# INSTRUCTIONS TO FOLLOW:
Among the entries, find the lines with the string "this" and report them.

((

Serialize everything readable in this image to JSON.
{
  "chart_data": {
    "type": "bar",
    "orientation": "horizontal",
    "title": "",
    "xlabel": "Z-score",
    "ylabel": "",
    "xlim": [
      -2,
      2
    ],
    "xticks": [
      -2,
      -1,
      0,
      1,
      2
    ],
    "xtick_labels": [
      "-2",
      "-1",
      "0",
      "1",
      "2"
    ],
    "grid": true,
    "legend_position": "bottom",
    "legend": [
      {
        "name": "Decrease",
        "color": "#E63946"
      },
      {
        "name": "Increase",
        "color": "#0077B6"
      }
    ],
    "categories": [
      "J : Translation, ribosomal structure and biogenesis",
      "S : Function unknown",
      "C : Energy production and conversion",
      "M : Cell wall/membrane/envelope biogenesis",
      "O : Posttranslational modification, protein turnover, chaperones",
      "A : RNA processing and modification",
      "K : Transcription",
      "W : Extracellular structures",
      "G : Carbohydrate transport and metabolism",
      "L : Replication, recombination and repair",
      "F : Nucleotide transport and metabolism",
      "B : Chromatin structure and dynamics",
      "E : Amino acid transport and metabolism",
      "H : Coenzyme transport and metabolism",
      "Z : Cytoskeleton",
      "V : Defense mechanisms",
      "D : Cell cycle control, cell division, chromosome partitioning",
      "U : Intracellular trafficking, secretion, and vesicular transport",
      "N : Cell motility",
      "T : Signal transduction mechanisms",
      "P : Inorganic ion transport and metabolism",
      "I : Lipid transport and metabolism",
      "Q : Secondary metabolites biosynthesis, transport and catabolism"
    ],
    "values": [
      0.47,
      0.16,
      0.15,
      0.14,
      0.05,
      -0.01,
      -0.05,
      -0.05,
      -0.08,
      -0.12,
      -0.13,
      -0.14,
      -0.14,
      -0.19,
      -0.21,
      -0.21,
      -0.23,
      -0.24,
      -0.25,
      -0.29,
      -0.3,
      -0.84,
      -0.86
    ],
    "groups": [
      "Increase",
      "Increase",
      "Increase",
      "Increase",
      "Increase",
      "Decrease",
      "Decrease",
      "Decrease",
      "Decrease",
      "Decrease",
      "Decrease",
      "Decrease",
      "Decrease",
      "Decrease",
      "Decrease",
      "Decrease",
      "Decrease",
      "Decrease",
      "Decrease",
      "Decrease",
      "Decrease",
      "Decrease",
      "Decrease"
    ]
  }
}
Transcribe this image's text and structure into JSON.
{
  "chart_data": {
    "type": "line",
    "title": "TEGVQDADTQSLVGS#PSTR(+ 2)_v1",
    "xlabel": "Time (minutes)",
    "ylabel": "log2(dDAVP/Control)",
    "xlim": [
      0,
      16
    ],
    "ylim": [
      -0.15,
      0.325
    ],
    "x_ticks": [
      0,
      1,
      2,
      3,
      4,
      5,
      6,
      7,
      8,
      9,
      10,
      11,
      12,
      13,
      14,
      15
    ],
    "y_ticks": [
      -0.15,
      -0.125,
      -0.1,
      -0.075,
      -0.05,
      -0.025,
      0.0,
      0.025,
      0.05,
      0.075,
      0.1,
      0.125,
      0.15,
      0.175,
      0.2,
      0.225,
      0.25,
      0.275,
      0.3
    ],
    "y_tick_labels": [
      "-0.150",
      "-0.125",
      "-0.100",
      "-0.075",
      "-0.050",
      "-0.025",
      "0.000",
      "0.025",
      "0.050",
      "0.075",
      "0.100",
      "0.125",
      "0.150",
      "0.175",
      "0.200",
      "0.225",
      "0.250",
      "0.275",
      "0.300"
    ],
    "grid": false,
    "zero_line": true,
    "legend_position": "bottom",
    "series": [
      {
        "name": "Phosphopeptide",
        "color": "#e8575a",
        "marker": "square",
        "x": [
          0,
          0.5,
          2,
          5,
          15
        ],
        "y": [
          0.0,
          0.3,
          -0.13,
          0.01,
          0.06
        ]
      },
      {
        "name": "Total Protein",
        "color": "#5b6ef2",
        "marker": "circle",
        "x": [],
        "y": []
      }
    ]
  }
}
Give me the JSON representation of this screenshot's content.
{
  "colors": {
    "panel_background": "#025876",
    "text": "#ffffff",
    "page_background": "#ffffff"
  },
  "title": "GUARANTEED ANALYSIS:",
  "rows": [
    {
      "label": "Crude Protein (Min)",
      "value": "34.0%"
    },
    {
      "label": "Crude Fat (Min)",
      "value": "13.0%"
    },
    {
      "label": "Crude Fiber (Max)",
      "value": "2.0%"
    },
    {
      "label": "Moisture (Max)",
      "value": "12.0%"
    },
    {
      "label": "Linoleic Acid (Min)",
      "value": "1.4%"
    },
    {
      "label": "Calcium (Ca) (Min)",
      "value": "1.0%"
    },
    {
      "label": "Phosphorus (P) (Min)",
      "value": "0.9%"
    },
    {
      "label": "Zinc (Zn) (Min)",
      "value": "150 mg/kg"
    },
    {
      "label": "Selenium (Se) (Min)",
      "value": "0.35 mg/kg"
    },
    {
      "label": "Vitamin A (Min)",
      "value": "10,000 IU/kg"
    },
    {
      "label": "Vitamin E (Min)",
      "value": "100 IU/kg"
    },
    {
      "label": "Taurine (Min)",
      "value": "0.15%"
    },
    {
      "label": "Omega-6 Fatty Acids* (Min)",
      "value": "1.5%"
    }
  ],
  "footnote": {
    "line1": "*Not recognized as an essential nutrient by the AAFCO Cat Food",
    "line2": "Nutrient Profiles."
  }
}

))

# WRITTEN ANSWER:
Serialize everything readable in this image to JSON.
Transcribe this image's text and structure into JSON.
Give me the JSON representation of this screenshot's content.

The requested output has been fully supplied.